● EXTRACT PROVIDED
○ ○ ○
European settlers entered the story of the Smokies in the 1700s. By the 1800s, whether by land purchase or a land grant, communities grew in the foothills of the mountains.

Land Sale

By the late 1890’s early 1900’s, residents started to sell their land. “They were selling mostly their mountain land,” says Free.

“It was areas they couldn’t clear and there were a lot of logging companies that were coming down from Pennsylvania, Illinois, and even up towards New York. They were coming down here and buying up land to start cutting down some of the last old-growth forests east of the Mississippi River.”

Huge trees were cut down during this time, drastically changing the landscape.

Creating a national park

While acres of forest were being decimated in the Smoky Mountains, Anne and Willis Davis went out west in 1923 and saw the national parks. It gave them an idea. They wanted to preserve something for future generations in the Eastern United States.

Anne and Willis Davis

But Free says the dream would take some time to materialize, “They thought it’d be easier just to create a national forest here and do that. But, how do you start a national park out of private lands? Yellowstone, Grand Canyon. All those out west were federal lands already. President Grant in 1872, right off there’s a national park. Woodrow Wilson in 1960, national park. But President [Franklin D.] Roosevelt couldn’t do that until 1933. So they started petitioning. They started to work on how they could do this.”

Ten million dollars was needed to buy all 6,600 land tracts owned by individuals in the mountains.
○ ○ ○
[Annotated element rows]
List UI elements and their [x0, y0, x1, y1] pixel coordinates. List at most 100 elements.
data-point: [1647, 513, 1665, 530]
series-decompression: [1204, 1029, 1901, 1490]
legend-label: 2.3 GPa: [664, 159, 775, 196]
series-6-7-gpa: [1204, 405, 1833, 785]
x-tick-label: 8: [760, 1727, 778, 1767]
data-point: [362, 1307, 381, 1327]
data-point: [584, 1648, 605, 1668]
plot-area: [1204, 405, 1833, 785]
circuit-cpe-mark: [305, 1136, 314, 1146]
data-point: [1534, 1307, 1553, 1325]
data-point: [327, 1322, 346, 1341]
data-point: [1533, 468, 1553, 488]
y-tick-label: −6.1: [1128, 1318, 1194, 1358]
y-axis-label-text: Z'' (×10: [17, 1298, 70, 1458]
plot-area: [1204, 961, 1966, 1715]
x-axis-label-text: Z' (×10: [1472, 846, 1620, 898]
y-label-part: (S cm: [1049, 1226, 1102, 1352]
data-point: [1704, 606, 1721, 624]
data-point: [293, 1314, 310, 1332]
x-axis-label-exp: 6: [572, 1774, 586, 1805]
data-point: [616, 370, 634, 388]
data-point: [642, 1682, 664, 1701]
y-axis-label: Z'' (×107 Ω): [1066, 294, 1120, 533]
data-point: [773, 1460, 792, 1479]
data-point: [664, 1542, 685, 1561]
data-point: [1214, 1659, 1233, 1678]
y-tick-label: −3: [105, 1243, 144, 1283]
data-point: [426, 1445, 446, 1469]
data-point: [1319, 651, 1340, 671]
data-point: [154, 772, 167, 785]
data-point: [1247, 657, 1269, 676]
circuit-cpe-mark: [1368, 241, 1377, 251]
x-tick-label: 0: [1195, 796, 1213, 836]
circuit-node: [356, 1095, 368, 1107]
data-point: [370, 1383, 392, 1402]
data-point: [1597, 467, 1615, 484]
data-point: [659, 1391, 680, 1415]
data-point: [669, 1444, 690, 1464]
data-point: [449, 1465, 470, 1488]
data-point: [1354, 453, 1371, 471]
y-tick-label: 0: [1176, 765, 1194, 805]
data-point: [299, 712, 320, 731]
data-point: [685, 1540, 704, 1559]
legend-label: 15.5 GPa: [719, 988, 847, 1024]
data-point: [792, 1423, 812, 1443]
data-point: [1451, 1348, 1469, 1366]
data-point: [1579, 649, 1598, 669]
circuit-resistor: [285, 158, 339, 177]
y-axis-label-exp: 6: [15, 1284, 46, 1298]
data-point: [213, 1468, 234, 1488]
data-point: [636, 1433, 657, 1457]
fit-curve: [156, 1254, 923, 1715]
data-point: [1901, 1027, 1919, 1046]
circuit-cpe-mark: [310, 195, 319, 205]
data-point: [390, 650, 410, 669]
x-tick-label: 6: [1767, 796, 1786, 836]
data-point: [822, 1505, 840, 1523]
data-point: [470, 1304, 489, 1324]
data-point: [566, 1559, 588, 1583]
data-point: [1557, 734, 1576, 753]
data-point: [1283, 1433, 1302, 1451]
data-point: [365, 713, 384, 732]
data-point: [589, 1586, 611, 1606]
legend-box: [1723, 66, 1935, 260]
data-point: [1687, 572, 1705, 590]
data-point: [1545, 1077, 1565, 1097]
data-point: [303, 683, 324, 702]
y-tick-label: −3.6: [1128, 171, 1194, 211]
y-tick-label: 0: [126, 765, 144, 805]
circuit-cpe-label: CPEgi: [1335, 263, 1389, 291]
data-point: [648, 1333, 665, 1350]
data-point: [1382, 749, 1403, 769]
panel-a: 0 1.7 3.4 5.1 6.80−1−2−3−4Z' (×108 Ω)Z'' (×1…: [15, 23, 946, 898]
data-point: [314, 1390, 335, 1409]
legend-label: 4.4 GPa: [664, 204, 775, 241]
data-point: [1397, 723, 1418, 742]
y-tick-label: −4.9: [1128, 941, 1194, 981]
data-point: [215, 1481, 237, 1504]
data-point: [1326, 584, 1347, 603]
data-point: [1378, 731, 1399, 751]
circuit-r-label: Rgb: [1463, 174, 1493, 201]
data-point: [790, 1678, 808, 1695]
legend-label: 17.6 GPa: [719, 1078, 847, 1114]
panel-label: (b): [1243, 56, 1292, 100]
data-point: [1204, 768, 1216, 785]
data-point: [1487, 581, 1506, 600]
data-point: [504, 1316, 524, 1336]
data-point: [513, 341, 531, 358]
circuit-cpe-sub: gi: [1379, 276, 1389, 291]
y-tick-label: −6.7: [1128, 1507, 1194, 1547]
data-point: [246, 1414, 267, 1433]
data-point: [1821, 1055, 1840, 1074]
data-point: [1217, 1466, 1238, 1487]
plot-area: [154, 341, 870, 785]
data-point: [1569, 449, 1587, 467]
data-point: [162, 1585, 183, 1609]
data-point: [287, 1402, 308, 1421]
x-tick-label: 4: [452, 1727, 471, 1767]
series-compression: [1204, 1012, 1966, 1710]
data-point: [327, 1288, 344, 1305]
○ ○ ○
● WHAT THE TASK REQUIRES
Answer these about the Smoky Mountains text:
1. Which states does Free name as places the logging companies were coming from?
2. In what year did Anne and Willis Davis go out west and see the national parks?
3. How much money was needed to buy the land tracts owned by individuals in the mountains, and how many tracts were there?

● OUTPUT BELOW
1. Pennsylvania, Illinois, and New York.
2. 1923.
3. Ten million dollars, for 6,600 tracts.